Write every line of the material out exactly as shown.

--- Start of Entries provided ---

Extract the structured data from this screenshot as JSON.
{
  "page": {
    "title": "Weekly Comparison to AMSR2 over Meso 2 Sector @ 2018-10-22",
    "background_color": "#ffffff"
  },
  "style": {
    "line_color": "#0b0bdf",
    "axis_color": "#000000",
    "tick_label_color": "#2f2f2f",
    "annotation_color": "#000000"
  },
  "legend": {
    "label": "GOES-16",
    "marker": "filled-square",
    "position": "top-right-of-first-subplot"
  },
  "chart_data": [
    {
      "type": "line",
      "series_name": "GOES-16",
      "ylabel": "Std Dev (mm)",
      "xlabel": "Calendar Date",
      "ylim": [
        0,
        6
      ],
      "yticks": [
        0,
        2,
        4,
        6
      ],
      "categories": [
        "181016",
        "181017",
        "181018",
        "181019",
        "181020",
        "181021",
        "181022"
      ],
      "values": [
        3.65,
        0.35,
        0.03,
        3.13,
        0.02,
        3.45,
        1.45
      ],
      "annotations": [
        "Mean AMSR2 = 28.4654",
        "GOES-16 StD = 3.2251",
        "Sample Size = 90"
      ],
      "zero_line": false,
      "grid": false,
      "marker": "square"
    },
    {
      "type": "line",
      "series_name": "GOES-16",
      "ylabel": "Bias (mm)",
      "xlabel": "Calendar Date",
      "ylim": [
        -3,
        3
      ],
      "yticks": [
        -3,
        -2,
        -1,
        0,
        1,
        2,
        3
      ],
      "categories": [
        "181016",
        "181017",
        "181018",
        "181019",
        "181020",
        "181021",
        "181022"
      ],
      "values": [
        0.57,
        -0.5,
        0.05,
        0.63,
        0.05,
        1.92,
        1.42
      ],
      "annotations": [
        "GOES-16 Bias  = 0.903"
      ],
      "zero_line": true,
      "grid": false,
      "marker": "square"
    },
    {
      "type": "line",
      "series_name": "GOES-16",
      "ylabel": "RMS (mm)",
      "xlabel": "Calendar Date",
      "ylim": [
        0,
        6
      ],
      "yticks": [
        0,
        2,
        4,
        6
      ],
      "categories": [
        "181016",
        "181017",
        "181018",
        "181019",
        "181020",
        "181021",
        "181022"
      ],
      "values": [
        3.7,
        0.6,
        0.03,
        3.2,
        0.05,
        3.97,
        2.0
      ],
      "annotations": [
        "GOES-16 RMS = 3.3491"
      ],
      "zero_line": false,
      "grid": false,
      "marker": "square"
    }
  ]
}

--- End of Entries provided ---

Full output —
Extract the structured data from this screenshot as JSON.
{
  "page": {
    "title": "Weekly Comparison to AMSR2 over Meso 2 Sector @ 2018-10-22",
    "background_color": "#ffffff"
  },
  "style": {
    "line_color": "#0b0bdf",
    "axis_color": "#000000",
    "tick_label_color": "#2f2f2f",
    "annotation_color": "#000000"
  },
  "legend": {
    "label": "GOES-16",
    "marker": "filled-square",
    "position": "top-right-of-first-subplot"
  },
  "chart_data": [
    {
      "type": "line",
      "series_name": "GOES-16",
      "ylabel": "Std Dev (mm)",
      "xlabel": "Calendar Date",
      "ylim": [
        0,
        6
      ],
      "yticks": [
        0,
        2,
        4,
        6
      ],
      "categories": [
        "181016",
        "181017",
        "181018",
        "181019",
        "181020",
        "181021",
        "181022"
      ],
      "values": [
        3.65,
        0.35,
        0.03,
        3.13,
        0.02,
        3.45,
        1.45
      ],
      "annotations": [
        "Mean AMSR2 = 28.4654",
        "GOES-16 StD = 3.2251",
        "Sample Size = 90"
      ],
      "zero_line": false,
      "grid": false,
      "marker": "square"
    },
    {
      "type": "line",
      "series_name": "GOES-16",
      "ylabel": "Bias (mm)",
      "xlabel": "Calendar Date",
      "ylim": [
        -3,
        3
      ],
      "yticks": [
        -3,
        -2,
        -1,
        0,
        1,
        2,
        3
      ],
      "categories": [
        "181016",
        "181017",
        "181018",
        "181019",
        "181020",
        "181021",
        "181022"
      ],
      "values": [
        0.57,
        -0.5,
        0.05,
        0.63,
        0.05,
        1.92,
        1.42
      ],
      "annotations": [
        "GOES-16 Bias  = 0.903"
      ],
      "zero_line": true,
      "grid": false,
      "marker": "square"
    },
    {
      "type": "line",
      "series_name": "GOES-16",
      "ylabel": "RMS (mm)",
      "xlabel": "Calendar Date",
      "ylim": [
        0,
        6
      ],
      "yticks": [
        0,
        2,
        4,
        6
      ],
      "categories": [
        "181016",
        "181017",
        "181018",
        "181019",
        "181020",
        "181021",
        "181022"
      ],
      "values": [
        3.7,
        0.6,
        0.03,
        3.2,
        0.05,
        3.97,
        2.0
      ],
      "annotations": [
        "GOES-16 RMS = 3.3491"
      ],
      "zero_line": false,
      "grid": false,
      "marker": "square"
    }
  ]
}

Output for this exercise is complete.